▶ Problem requirements
Check each line below for the word "middle", and copy those that have it.

▶ Exercise materials
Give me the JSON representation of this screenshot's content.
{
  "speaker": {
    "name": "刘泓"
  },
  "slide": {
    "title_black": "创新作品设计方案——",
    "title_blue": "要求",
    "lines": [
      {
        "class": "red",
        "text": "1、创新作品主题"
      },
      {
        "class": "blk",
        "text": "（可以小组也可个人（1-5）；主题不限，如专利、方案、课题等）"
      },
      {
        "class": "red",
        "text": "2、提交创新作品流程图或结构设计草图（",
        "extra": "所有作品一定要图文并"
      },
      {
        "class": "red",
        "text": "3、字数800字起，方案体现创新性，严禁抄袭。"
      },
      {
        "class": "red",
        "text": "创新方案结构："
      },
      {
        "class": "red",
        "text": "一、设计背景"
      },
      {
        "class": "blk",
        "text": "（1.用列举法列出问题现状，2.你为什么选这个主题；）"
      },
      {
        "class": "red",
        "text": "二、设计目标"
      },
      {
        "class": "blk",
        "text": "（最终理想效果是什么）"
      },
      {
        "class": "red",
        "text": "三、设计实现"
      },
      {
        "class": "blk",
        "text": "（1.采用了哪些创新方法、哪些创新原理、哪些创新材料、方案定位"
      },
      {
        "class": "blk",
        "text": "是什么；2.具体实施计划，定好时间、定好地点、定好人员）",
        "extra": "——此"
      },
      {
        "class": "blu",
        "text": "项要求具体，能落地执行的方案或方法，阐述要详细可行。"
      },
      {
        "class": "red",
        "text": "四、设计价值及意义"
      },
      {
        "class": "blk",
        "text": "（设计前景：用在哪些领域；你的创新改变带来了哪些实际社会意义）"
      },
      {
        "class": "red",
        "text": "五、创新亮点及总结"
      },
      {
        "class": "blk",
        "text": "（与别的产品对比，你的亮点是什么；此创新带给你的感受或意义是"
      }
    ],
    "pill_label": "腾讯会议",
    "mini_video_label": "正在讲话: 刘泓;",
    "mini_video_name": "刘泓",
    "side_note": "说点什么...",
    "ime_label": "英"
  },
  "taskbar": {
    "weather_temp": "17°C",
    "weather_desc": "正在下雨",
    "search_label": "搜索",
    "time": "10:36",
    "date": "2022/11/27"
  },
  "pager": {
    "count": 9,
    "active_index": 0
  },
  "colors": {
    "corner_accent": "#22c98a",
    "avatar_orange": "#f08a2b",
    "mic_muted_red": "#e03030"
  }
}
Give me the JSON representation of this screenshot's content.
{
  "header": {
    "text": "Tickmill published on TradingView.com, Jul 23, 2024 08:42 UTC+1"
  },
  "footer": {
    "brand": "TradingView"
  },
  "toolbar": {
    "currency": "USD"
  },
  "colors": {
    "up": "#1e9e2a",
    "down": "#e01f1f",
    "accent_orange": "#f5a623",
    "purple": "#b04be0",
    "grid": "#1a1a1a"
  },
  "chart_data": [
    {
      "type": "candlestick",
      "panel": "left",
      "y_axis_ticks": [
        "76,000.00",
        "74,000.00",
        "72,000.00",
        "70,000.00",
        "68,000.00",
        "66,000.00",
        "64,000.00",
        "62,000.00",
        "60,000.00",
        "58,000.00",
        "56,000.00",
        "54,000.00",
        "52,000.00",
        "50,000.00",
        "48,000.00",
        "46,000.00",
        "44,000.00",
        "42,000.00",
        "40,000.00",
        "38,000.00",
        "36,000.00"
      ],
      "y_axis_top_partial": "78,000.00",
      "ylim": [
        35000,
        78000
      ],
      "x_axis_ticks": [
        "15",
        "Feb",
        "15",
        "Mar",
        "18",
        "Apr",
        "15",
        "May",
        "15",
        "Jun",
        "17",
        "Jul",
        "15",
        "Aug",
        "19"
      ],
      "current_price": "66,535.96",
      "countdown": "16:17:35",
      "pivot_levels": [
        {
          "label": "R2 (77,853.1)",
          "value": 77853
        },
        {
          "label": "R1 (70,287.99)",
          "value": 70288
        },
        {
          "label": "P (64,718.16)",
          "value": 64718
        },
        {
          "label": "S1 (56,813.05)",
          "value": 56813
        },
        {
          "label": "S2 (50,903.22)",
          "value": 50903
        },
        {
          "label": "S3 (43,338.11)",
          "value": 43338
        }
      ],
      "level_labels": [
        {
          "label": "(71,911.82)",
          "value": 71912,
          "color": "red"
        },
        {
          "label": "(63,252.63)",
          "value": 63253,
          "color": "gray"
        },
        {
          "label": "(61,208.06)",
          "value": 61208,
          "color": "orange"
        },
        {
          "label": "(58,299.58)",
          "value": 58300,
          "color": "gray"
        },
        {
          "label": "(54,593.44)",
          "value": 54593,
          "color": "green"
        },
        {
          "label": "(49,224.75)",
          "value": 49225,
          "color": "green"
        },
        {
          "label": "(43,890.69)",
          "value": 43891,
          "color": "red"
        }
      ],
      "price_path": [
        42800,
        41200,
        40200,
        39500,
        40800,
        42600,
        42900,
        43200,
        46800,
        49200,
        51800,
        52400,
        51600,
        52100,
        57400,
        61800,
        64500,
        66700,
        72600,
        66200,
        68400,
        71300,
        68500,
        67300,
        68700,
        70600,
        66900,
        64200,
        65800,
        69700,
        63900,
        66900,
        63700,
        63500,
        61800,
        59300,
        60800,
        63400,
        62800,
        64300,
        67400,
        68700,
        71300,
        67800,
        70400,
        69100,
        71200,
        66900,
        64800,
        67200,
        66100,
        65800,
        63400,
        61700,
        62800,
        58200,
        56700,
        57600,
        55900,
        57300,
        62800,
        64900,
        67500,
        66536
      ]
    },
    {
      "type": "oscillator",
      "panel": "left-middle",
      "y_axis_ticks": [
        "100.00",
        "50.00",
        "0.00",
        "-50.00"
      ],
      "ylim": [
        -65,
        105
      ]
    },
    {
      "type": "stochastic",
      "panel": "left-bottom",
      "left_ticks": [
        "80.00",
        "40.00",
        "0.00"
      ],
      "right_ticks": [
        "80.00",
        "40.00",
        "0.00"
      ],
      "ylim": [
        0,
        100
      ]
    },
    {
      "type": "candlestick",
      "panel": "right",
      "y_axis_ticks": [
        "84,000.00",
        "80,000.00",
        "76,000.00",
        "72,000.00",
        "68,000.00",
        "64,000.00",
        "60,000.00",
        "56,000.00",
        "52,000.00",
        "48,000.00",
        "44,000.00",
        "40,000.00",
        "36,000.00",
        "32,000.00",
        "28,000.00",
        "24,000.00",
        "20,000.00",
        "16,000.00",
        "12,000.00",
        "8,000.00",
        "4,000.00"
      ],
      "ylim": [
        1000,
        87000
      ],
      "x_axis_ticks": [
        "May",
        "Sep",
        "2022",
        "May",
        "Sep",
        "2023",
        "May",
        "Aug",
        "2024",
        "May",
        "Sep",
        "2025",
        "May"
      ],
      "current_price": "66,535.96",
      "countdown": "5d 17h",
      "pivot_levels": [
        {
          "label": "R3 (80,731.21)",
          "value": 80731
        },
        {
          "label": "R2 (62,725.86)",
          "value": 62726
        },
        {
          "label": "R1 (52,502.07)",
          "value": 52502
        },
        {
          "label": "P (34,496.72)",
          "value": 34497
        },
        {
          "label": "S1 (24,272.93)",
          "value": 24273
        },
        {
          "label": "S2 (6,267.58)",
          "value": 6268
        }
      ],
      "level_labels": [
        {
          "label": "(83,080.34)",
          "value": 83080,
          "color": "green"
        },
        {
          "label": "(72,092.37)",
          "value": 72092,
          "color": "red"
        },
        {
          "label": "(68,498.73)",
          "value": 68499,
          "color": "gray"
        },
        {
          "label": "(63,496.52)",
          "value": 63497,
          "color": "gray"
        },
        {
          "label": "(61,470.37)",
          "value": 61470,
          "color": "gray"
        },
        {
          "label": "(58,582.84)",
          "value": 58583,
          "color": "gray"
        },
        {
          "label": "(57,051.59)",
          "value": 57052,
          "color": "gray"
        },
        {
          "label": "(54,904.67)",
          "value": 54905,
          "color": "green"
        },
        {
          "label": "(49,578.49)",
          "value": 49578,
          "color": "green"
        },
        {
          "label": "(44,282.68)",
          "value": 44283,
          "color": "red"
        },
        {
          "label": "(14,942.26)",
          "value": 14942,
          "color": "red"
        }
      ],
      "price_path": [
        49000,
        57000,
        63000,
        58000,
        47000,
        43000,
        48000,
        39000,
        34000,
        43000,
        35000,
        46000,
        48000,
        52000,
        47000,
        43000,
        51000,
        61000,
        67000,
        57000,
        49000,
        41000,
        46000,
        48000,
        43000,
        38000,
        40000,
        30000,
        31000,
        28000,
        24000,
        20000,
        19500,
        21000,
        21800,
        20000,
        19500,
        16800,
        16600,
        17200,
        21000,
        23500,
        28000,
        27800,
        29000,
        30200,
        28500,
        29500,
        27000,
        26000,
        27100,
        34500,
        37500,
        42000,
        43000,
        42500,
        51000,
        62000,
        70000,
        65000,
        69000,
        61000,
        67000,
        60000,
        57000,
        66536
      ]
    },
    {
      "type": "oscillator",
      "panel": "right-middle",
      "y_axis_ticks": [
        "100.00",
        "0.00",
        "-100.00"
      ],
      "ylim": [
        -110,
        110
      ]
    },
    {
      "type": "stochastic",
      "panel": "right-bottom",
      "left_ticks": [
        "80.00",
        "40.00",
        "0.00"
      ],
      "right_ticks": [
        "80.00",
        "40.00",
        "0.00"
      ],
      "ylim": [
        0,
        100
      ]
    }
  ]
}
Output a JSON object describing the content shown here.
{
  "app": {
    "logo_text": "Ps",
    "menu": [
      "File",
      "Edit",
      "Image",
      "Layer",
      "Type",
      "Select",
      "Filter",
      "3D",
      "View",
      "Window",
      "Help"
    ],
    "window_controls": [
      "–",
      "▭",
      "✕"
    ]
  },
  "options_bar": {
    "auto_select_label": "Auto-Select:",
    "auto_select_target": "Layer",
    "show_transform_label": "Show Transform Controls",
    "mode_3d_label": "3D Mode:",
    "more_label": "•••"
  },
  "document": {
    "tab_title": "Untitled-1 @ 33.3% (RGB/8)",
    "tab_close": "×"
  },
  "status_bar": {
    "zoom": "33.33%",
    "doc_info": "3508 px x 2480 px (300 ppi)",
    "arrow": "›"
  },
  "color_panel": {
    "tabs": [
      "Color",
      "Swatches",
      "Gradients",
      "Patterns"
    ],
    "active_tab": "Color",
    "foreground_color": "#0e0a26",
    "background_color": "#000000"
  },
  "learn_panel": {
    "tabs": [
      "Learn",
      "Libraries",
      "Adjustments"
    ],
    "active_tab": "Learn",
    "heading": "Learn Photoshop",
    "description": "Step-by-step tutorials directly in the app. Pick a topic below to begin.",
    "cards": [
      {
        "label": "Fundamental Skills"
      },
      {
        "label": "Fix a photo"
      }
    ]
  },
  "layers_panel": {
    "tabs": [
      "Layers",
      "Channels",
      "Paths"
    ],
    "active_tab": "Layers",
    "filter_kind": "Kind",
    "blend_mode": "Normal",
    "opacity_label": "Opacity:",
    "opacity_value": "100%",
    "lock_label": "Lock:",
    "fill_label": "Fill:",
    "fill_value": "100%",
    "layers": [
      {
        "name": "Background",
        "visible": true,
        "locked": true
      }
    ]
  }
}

▶ Result for this task
      "panel": "left-middle",
      "panel": "right-middle",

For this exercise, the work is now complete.